• _RECORDS SHOWN_:
────────

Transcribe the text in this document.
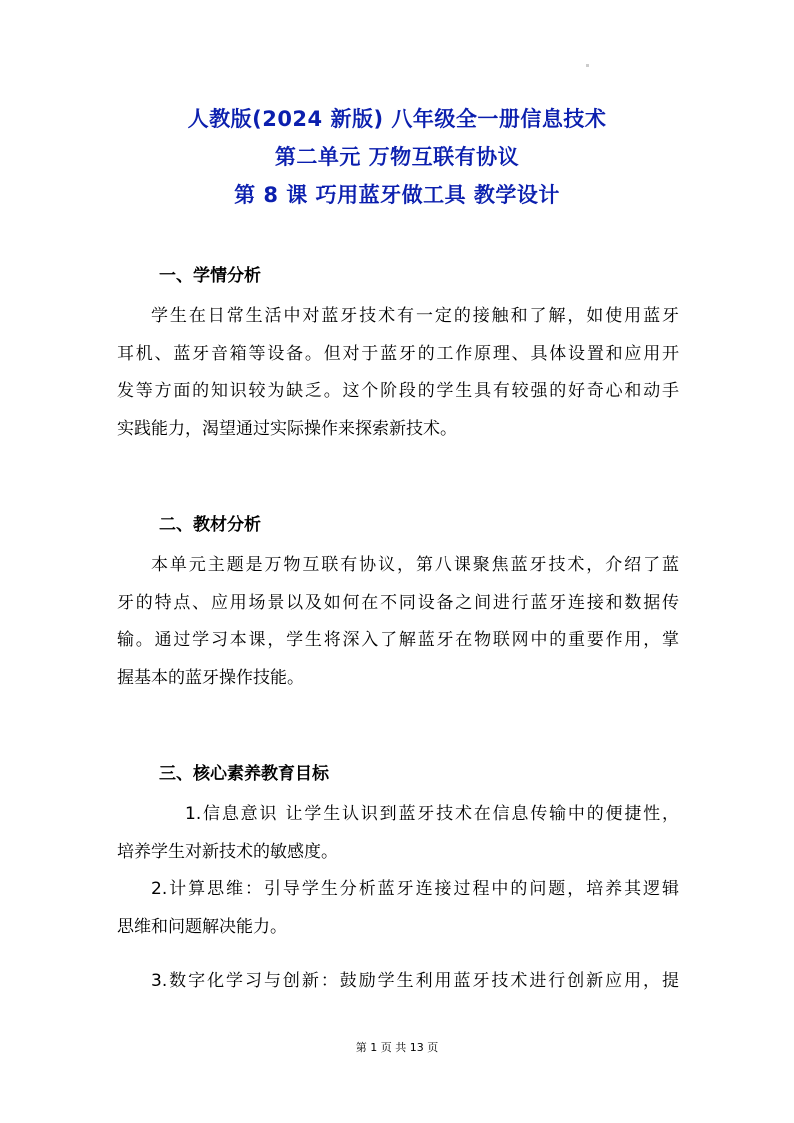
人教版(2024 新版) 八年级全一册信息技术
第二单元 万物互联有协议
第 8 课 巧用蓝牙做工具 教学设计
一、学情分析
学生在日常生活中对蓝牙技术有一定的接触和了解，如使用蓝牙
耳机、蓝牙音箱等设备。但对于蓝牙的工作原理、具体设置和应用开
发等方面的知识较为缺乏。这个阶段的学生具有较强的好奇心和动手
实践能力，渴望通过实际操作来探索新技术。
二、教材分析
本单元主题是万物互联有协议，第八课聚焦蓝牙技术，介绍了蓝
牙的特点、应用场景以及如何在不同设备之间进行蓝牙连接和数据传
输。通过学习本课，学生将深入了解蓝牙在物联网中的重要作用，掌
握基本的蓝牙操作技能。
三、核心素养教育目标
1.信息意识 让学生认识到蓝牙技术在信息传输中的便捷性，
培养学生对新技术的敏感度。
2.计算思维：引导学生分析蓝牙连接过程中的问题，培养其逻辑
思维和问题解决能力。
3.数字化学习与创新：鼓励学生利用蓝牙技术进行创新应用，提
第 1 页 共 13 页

────────

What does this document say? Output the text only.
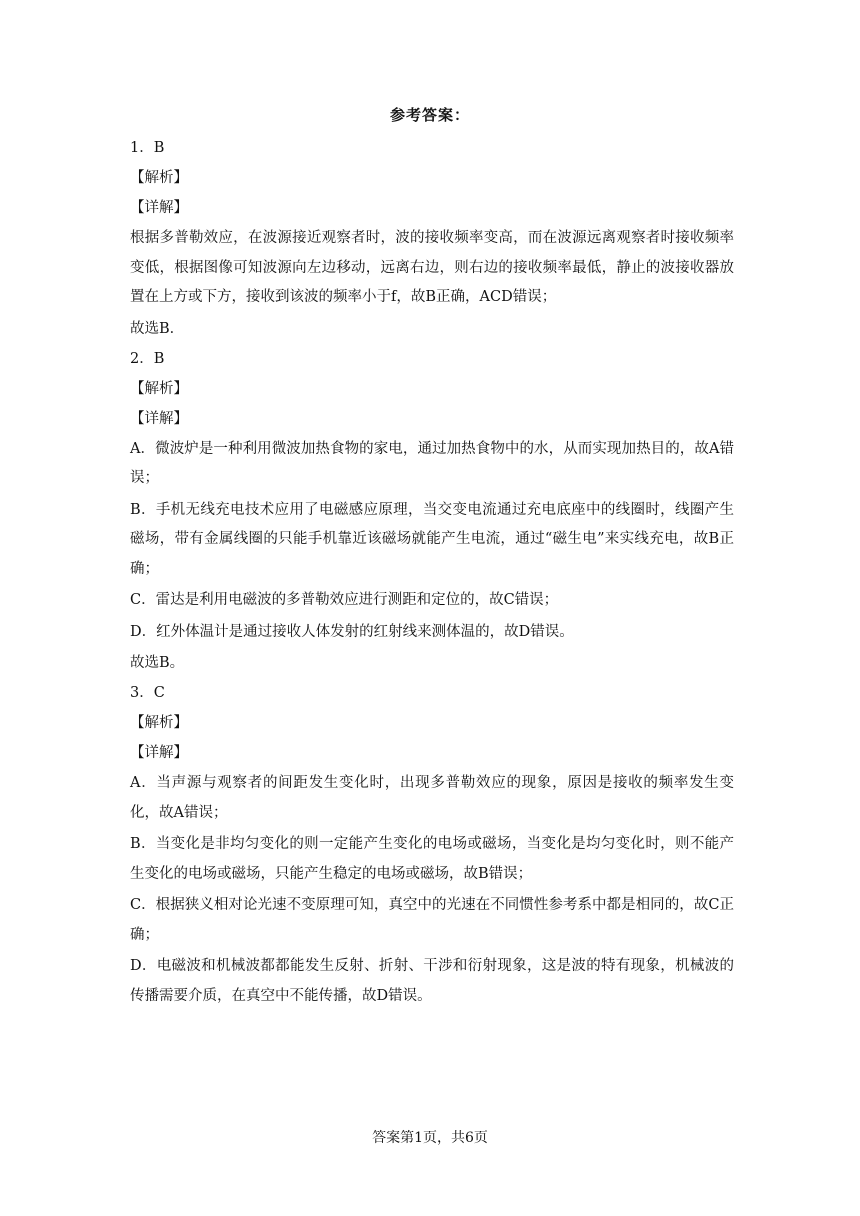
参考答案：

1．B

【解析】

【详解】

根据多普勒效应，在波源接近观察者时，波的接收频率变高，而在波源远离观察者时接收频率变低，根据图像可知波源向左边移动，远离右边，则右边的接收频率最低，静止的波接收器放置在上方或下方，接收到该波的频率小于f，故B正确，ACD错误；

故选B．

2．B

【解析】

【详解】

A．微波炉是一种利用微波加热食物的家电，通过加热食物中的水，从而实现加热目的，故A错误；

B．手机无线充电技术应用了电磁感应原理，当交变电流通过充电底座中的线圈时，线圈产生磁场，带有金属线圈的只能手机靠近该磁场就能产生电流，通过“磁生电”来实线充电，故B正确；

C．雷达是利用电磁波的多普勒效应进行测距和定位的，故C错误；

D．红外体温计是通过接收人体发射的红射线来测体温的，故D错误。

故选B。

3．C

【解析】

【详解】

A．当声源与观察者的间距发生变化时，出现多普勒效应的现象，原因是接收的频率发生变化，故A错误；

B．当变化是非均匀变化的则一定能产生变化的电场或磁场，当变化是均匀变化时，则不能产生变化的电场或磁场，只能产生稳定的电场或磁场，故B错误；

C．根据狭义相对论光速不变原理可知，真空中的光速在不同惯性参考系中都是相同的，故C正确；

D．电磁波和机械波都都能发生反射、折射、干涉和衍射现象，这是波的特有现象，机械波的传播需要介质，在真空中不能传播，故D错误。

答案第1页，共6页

────────

• _TO DO_: Extract each line holding the string "document".

• _WORKED ANSWER_:
Transcribe the text in this document.
What does this document say? Output the text only.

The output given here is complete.